- Provided information -
....................

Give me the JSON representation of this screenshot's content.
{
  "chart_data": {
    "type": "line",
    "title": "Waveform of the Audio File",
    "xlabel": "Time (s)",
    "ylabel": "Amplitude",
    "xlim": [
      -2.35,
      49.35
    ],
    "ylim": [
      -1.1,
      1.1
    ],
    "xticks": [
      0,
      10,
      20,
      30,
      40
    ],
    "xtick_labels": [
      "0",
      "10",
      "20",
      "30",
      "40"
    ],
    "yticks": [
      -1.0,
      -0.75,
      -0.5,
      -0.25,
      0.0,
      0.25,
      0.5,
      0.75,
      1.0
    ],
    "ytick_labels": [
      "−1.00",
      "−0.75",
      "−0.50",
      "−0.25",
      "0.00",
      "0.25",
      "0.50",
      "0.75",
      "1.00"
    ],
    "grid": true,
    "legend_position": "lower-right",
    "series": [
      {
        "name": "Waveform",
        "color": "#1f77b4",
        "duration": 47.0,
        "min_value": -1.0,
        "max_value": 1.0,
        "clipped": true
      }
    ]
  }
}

....................

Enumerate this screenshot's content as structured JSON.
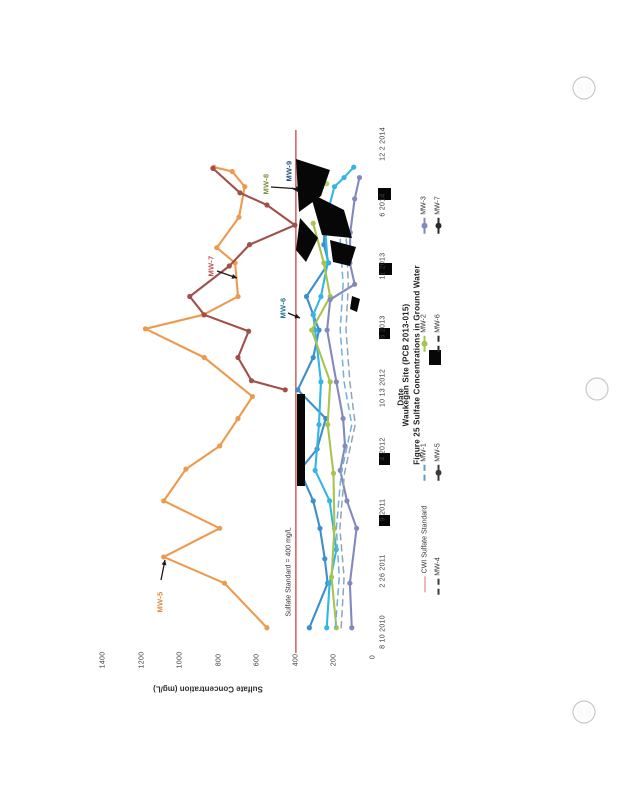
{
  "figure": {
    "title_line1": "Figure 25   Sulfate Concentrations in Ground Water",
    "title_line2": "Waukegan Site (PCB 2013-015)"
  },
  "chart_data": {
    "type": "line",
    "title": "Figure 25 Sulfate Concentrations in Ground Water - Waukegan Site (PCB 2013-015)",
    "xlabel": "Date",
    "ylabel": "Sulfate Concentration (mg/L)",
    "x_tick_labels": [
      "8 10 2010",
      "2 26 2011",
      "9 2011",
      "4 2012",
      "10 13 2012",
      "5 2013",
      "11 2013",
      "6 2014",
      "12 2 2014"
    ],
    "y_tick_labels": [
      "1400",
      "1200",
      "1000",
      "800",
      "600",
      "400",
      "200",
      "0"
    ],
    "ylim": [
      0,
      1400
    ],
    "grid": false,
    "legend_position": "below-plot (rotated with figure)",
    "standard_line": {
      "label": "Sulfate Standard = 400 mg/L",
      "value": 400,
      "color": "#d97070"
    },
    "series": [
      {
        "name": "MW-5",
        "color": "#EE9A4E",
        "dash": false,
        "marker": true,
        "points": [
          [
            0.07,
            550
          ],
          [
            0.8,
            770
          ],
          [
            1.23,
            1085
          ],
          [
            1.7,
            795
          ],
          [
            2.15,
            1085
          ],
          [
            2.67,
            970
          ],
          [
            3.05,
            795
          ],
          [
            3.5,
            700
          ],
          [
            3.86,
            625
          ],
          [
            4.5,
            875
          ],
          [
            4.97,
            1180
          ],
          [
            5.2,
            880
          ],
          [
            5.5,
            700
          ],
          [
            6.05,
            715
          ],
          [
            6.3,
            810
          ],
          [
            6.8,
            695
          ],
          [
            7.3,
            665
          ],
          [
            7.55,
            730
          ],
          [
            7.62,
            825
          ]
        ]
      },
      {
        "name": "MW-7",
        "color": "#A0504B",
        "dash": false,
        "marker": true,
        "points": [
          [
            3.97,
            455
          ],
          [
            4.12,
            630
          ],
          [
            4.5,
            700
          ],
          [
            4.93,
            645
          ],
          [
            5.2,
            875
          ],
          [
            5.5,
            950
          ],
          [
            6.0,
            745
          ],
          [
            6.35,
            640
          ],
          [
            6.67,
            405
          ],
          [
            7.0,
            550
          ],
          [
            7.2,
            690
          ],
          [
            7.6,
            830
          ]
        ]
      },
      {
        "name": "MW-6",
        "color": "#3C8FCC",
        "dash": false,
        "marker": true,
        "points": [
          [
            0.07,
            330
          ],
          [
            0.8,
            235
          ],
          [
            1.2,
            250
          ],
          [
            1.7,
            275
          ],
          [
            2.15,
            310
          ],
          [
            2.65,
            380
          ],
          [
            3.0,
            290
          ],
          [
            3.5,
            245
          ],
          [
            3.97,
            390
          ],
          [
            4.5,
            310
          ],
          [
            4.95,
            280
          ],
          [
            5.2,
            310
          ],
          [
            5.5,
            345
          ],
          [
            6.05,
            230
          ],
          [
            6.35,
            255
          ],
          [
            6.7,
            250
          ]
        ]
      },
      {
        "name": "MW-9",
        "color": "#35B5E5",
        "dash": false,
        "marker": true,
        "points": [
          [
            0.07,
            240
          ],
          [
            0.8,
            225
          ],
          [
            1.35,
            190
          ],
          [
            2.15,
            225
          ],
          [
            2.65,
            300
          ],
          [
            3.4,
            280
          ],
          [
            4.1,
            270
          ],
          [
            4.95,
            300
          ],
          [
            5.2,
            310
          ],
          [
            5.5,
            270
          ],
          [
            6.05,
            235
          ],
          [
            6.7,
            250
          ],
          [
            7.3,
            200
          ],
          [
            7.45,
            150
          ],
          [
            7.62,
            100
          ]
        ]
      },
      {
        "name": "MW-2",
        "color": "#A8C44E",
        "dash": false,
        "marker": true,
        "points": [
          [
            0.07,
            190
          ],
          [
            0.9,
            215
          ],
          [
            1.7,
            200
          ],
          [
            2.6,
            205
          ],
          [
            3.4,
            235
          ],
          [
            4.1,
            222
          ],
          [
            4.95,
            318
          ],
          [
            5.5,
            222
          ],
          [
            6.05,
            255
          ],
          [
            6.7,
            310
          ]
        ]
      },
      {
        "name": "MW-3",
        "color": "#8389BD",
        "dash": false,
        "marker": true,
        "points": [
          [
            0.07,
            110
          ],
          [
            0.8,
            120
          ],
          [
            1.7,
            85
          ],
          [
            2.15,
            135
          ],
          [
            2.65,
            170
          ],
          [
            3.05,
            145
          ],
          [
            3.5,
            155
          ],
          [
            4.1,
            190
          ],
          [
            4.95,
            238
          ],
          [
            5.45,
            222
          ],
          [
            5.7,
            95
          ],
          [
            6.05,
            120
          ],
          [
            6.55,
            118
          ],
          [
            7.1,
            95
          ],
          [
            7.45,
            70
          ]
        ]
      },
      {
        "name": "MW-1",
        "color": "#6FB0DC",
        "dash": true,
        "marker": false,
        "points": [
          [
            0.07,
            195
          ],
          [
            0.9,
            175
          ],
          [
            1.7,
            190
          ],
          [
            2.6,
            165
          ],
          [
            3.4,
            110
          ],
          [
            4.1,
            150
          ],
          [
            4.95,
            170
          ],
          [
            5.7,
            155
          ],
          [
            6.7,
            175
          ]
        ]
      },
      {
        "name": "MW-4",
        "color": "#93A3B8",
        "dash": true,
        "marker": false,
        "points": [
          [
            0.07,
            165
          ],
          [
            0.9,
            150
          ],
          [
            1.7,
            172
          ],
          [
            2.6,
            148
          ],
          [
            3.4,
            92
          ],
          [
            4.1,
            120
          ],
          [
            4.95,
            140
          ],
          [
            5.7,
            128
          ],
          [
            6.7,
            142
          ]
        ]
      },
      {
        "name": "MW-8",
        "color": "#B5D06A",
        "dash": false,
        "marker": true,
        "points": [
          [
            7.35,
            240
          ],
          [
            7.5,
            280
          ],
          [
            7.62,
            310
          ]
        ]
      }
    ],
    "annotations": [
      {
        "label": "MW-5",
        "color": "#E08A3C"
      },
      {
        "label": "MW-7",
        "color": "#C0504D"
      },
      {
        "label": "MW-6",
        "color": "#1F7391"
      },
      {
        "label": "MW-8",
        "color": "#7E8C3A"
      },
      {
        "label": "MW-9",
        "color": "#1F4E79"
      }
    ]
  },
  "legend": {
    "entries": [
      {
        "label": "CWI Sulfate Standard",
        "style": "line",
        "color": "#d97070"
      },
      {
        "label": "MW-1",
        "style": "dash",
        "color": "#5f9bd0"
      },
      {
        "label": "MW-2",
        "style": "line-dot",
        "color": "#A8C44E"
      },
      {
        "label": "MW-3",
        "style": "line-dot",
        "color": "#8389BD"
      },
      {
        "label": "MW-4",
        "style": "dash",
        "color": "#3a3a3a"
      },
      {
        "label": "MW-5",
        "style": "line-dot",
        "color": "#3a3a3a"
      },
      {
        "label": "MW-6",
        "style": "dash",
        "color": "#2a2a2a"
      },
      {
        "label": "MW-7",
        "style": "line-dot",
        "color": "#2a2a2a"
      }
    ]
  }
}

....................

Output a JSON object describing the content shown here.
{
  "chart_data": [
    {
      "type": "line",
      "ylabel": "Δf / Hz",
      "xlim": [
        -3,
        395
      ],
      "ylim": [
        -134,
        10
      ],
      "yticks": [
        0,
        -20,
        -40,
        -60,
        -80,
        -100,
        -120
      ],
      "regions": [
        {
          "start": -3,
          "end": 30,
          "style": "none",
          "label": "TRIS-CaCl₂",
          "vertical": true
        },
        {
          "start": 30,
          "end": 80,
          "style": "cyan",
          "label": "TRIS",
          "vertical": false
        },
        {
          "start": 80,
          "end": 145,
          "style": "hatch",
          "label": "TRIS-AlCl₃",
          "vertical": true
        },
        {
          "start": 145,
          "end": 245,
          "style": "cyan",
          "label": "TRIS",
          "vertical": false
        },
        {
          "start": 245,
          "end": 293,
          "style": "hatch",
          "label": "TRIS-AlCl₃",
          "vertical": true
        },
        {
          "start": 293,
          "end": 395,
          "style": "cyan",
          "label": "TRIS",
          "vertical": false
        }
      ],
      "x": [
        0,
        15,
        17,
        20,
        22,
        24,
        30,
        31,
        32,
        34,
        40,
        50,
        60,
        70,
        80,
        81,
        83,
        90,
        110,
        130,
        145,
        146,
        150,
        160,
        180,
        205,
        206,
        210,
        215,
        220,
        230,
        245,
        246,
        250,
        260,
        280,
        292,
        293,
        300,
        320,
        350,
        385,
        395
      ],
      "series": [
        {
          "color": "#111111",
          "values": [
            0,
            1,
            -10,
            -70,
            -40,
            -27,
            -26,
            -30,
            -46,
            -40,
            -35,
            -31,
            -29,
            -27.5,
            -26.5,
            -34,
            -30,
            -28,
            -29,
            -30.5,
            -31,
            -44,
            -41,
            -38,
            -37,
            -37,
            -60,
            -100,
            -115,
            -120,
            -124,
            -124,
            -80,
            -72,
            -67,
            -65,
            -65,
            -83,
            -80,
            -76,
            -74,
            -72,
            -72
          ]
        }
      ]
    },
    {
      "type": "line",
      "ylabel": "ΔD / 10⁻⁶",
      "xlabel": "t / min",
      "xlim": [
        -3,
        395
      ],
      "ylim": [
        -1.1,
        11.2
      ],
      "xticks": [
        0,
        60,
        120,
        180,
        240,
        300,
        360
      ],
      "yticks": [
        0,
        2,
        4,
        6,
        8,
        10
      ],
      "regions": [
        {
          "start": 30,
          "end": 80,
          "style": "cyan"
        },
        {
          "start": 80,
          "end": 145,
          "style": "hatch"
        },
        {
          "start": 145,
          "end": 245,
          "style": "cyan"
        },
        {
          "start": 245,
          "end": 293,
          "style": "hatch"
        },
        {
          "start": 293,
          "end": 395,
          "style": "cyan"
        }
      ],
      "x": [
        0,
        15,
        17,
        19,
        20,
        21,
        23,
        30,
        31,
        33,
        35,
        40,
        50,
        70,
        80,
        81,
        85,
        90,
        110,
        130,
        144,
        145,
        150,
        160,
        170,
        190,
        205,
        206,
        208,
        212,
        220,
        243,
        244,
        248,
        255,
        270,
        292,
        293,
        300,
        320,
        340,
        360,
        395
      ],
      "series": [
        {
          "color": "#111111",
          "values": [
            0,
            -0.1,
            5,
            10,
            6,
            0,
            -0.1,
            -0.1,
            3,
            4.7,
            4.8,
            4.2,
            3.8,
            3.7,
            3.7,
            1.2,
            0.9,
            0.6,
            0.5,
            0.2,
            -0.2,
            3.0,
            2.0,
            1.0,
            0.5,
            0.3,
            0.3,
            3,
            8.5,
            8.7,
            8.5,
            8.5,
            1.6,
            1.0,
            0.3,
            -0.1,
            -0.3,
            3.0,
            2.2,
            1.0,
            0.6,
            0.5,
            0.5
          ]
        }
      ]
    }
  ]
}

....................

- What is required -
Tell how many lines contain the word "ylabel", using only the number.

- Result of this exercise -
4